* Material to process *
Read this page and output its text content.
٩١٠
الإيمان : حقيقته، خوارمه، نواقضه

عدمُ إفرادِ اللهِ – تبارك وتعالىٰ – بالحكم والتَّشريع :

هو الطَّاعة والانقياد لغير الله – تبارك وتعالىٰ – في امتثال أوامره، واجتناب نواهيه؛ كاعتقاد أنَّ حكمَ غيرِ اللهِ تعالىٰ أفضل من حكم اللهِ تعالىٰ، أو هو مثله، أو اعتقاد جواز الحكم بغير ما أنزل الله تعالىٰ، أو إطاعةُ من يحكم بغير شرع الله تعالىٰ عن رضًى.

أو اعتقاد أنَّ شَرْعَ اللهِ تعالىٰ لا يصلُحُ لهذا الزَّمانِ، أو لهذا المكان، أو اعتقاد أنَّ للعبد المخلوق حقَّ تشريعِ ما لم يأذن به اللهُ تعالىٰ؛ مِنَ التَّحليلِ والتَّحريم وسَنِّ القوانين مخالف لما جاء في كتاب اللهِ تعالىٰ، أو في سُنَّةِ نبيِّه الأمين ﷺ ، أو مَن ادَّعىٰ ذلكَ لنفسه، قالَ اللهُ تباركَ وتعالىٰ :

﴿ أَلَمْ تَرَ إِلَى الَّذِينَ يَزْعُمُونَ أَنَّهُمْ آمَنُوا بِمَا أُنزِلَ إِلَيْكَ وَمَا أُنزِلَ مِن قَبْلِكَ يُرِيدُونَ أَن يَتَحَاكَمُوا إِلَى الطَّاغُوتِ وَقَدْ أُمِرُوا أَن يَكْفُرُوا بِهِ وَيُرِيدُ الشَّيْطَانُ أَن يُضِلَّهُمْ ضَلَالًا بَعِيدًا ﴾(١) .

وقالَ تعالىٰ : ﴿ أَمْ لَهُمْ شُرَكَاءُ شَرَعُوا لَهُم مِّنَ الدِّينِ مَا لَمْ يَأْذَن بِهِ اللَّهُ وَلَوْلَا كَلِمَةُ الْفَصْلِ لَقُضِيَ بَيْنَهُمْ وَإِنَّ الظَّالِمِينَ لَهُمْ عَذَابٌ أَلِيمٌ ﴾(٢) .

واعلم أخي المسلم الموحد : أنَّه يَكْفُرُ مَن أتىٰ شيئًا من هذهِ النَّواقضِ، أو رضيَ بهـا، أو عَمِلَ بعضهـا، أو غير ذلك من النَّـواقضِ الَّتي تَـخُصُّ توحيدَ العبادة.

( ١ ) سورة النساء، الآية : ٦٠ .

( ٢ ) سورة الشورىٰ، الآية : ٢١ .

* Stated goal *
Show the lines where the word "سورة" appears in the entries.

* Full output *
( ١ ) سورة النساء، الآية : ٦٠ .
( ٢ ) سورة الشورىٰ، الآية : ٢١ .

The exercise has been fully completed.